== Request ==
Each entry below should be reproduced character for character.

== Entries ==
====

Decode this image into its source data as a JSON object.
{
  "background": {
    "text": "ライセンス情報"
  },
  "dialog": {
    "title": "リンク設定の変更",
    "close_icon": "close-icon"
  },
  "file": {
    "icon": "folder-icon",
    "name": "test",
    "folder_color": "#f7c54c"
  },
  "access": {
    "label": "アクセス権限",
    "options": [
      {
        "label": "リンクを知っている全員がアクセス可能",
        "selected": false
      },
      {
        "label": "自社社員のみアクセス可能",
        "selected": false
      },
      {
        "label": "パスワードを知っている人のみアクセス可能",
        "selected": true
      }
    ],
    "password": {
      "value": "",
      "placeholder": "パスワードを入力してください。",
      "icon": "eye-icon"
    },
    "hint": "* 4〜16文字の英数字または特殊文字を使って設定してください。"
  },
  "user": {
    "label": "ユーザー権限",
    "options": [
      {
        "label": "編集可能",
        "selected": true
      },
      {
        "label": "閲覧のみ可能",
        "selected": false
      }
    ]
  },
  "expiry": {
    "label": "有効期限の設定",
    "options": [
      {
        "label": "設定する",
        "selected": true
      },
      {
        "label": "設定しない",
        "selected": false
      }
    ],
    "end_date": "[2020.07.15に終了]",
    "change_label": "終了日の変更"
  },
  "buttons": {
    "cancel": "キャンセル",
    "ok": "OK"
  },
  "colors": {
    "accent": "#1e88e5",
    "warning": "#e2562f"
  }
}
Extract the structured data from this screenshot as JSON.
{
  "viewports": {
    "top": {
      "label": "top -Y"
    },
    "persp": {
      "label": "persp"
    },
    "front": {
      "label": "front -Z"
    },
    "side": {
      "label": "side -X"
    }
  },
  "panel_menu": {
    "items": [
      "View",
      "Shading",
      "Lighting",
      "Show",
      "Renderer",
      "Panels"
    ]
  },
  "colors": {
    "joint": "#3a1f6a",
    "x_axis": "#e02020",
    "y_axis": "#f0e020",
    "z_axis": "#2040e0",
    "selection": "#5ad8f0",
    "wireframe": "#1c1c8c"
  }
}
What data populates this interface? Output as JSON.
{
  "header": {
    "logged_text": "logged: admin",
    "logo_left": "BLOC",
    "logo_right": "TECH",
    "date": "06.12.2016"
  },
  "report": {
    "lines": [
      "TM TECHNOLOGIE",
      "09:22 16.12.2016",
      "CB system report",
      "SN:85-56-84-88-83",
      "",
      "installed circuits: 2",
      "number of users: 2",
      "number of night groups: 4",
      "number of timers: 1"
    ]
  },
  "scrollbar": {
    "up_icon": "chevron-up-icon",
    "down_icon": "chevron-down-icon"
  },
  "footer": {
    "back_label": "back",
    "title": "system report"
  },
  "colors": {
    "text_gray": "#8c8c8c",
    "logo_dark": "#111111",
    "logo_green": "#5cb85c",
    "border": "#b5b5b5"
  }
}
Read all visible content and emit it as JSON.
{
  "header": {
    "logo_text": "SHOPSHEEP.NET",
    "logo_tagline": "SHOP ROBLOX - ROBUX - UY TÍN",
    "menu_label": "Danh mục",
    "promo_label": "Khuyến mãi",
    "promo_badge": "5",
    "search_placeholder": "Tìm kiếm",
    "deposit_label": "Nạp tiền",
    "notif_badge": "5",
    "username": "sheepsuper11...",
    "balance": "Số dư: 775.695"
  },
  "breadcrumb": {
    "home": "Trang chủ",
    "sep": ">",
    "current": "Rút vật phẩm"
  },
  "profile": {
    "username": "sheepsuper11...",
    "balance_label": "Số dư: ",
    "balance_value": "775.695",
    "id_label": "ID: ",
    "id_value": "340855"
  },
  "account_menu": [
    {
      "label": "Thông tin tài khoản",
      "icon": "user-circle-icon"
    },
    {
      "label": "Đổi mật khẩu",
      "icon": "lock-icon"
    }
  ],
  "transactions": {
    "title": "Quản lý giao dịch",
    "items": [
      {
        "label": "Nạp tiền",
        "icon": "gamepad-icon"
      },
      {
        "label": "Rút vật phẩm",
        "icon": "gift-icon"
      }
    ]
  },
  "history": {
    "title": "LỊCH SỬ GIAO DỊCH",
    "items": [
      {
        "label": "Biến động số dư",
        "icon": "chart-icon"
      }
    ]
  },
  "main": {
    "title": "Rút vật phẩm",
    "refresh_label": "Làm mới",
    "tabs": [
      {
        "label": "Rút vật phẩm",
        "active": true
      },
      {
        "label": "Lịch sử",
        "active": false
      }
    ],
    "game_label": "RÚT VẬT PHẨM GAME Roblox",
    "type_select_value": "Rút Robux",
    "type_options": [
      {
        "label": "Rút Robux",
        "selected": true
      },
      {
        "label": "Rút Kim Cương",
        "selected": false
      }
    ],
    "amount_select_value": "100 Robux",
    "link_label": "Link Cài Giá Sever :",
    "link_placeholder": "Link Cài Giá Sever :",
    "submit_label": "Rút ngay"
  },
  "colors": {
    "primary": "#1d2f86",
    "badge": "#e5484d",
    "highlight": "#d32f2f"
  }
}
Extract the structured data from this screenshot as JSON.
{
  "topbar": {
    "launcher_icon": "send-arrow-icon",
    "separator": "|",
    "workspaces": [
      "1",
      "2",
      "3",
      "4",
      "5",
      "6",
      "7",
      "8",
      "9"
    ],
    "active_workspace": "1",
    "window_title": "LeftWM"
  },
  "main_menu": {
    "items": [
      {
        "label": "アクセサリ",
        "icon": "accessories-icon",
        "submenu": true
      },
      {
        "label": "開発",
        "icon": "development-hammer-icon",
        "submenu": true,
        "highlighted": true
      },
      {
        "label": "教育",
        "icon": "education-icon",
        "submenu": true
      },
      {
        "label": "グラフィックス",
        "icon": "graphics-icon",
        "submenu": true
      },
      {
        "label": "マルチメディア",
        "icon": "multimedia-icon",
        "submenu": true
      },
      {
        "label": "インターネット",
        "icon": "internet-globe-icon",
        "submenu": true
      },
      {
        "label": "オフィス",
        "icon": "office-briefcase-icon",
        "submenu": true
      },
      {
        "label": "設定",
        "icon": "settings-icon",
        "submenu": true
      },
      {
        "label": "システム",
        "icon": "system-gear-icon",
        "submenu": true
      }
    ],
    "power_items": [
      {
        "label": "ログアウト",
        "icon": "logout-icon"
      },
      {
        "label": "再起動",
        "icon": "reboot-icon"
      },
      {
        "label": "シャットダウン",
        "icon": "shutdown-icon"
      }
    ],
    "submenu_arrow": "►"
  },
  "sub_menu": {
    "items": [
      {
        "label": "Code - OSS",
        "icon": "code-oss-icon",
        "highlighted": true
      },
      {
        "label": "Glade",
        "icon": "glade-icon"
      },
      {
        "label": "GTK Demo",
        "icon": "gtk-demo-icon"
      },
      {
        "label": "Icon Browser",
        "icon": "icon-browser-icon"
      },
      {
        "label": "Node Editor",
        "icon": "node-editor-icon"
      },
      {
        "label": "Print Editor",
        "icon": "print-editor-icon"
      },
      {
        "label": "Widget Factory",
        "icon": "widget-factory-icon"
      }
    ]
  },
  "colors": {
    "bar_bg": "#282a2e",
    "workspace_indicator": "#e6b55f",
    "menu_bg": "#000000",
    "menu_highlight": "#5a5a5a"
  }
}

====

== Exercise output ==
Decode this image into its source data as a JSON object.
{
  "background": {
    "text": "ライセンス情報"
  },
  "dialog": {
    "title": "リンク設定の変更",
    "close_icon": "close-icon"
  },
  "file": {
    "icon": "folder-icon",
    "name": "test",
    "folder_color": "#f7c54c"
  },
  "access": {
    "label": "アクセス権限",
    "options": [
      {
        "label": "リンクを知っている全員がアクセス可能",
        "selected": false
      },
      {
        "label": "自社社員のみアクセス可能",
        "selected": false
      },
      {
        "label": "パスワードを知っている人のみアクセス可能",
        "selected": true
      }
    ],
    "password": {
      "value": "",
      "placeholder": "パスワードを入力してください。",
      "icon": "eye-icon"
    },
    "hint": "* 4〜16文字の英数字または特殊文字を使って設定してください。"
  },
  "user": {
    "label": "ユーザー権限",
    "options": [
      {
        "label": "編集可能",
        "selected": true
      },
      {
        "label": "閲覧のみ可能",
        "selected": false
      }
    ]
  },
  "expiry": {
    "label": "有効期限の設定",
    "options": [
      {
        "label": "設定する",
        "selected": true
      },
      {
        "label": "設定しない",
        "selected": false
      }
    ],
    "end_date": "[2020.07.15に終了]",
    "change_label": "終了日の変更"
  },
  "buttons": {
    "cancel": "キャンセル",
    "ok": "OK"
  },
  "colors": {
    "accent": "#1e88e5",
    "warning": "#e2562f"
  }
}
Extract the structured data from this screenshot as JSON.
{
  "viewports": {
    "top": {
      "label": "top -Y"
    },
    "persp": {
      "label": "persp"
    },
    "front": {
      "label": "front -Z"
    },
    "side": {
      "label": "side -X"
    }
  },
  "panel_menu": {
    "items": [
      "View",
      "Shading",
      "Lighting",
      "Show",
      "Renderer",
      "Panels"
    ]
  },
  "colors": {
    "joint": "#3a1f6a",
    "x_axis": "#e02020",
    "y_axis": "#f0e020",
    "z_axis": "#2040e0",
    "selection": "#5ad8f0",
    "wireframe": "#1c1c8c"
  }
}
What data populates this interface? Output as JSON.
{
  "header": {
    "logged_text": "logged: admin",
    "logo_left": "BLOC",
    "logo_right": "TECH",
    "date": "06.12.2016"
  },
  "report": {
    "lines": [
      "TM TECHNOLOGIE",
      "09:22 16.12.2016",
      "CB system report",
      "SN:85-56-84-88-83",
      "",
      "installed circuits: 2",
      "number of users: 2",
      "number of night groups: 4",
      "number of timers: 1"
    ]
  },
  "scrollbar": {
    "up_icon": "chevron-up-icon",
    "down_icon": "chevron-down-icon"
  },
  "footer": {
    "back_label": "back",
    "title": "system report"
  },
  "colors": {
    "text_gray": "#8c8c8c",
    "logo_dark": "#111111",
    "logo_green": "#5cb85c",
    "border": "#b5b5b5"
  }
}
Read all visible content and emit it as JSON.
{
  "header": {
    "logo_text": "SHOPSHEEP.NET",
    "logo_tagline": "SHOP ROBLOX - ROBUX - UY TÍN",
    "menu_label": "Danh mục",
    "promo_label": "Khuyến mãi",
    "promo_badge": "5",
    "search_placeholder": "Tìm kiếm",
    "deposit_label": "Nạp tiền",
    "notif_badge": "5",
    "username": "sheepsuper11...",
    "balance": "Số dư: 775.695"
  },
  "breadcrumb": {
    "home": "Trang chủ",
    "sep": ">",
    "current": "Rút vật phẩm"
  },
  "profile": {
    "username": "sheepsuper11...",
    "balance_label": "Số dư: ",
    "balance_value": "775.695",
    "id_label": "ID: ",
    "id_value": "340855"
  },
  "account_menu": [
    {
      "label": "Thông tin tài khoản",
      "icon": "user-circle-icon"
    },
    {
      "label": "Đổi mật khẩu",
      "icon": "lock-icon"
    }
  ],
  "transactions": {
    "title": "Quản lý giao dịch",
    "items": [
      {
        "label": "Nạp tiền",
        "icon": "gamepad-icon"
      },
      {
        "label": "Rút vật phẩm",
        "icon": "gift-icon"
      }
    ]
  },
  "history": {
    "title": "LỊCH SỬ GIAO DỊCH",
    "items": [
      {
        "label": "Biến động số dư",
        "icon": "chart-icon"
      }
    ]
  },
  "main": {
    "title": "Rút vật phẩm",
    "refresh_label": "Làm mới",
    "tabs": [
      {
        "label": "Rút vật phẩm",
        "active": true
      },
      {
        "label": "Lịch sử",
        "active": false
      }
    ],
    "game_label": "RÚT VẬT PHẨM GAME Roblox",
    "type_select_value": "Rút Robux",
    "type_options": [
      {
        "label": "Rút Robux",
        "selected": true
      },
      {
        "label": "Rút Kim Cương",
        "selected": false
      }
    ],
    "amount_select_value": "100 Robux",
    "link_label": "Link Cài Giá Sever :",
    "link_placeholder": "Link Cài Giá Sever :",
    "submit_label": "Rút ngay"
  },
  "colors": {
    "primary": "#1d2f86",
    "badge": "#e5484d",
    "highlight": "#d32f2f"
  }
}
Extract the structured data from this screenshot as JSON.
{
  "topbar": {
    "launcher_icon": "send-arrow-icon",
    "separator": "|",
    "workspaces": [
      "1",
      "2",
      "3",
      "4",
      "5",
      "6",
      "7",
      "8",
      "9"
    ],
    "active_workspace": "1",
    "window_title": "LeftWM"
  },
  "main_menu": {
    "items": [
      {
        "label": "アクセサリ",
        "icon": "accessories-icon",
        "submenu": true
      },
      {
        "label": "開発",
        "icon": "development-hammer-icon",
        "submenu": true,
        "highlighted": true
      },
      {
        "label": "教育",
        "icon": "education-icon",
        "submenu": true
      },
      {
        "label": "グラフィックス",
        "icon": "graphics-icon",
        "submenu": true
      },
      {
        "label": "マルチメディア",
        "icon": "multimedia-icon",
        "submenu": true
      },
      {
        "label": "インターネット",
        "icon": "internet-globe-icon",
        "submenu": true
      },
      {
        "label": "オフィス",
        "icon": "office-briefcase-icon",
        "submenu": true
      },
      {
        "label": "設定",
        "icon": "settings-icon",
        "submenu": true
      },
      {
        "label": "システム",
        "icon": "system-gear-icon",
        "submenu": true
      }
    ],
    "power_items": [
      {
        "label": "ログアウト",
        "icon": "logout-icon"
      },
      {
        "label": "再起動",
        "icon": "reboot-icon"
      },
      {
        "label": "シャットダウン",
        "icon": "shutdown-icon"
      }
    ],
    "submenu_arrow": "►"
  },
  "sub_menu": {
    "items": [
      {
        "label": "Code - OSS",
        "icon": "code-oss-icon",
        "highlighted": true
      },
      {
        "label": "Glade",
        "icon": "glade-icon"
      },
      {
        "label": "GTK Demo",
        "icon": "gtk-demo-icon"
      },
      {
        "label": "Icon Browser",
        "icon": "icon-browser-icon"
      },
      {
        "label": "Node Editor",
        "icon": "node-editor-icon"
      },
      {
        "label": "Print Editor",
        "icon": "print-editor-icon"
      },
      {
        "label": "Widget Factory",
        "icon": "widget-factory-icon"
      }
    ]
  },
  "colors": {
    "bar_bg": "#282a2e",
    "workspace_indicator": "#e6b55f",
    "menu_bg": "#000000",
    "menu_highlight": "#5a5a5a"
  }
}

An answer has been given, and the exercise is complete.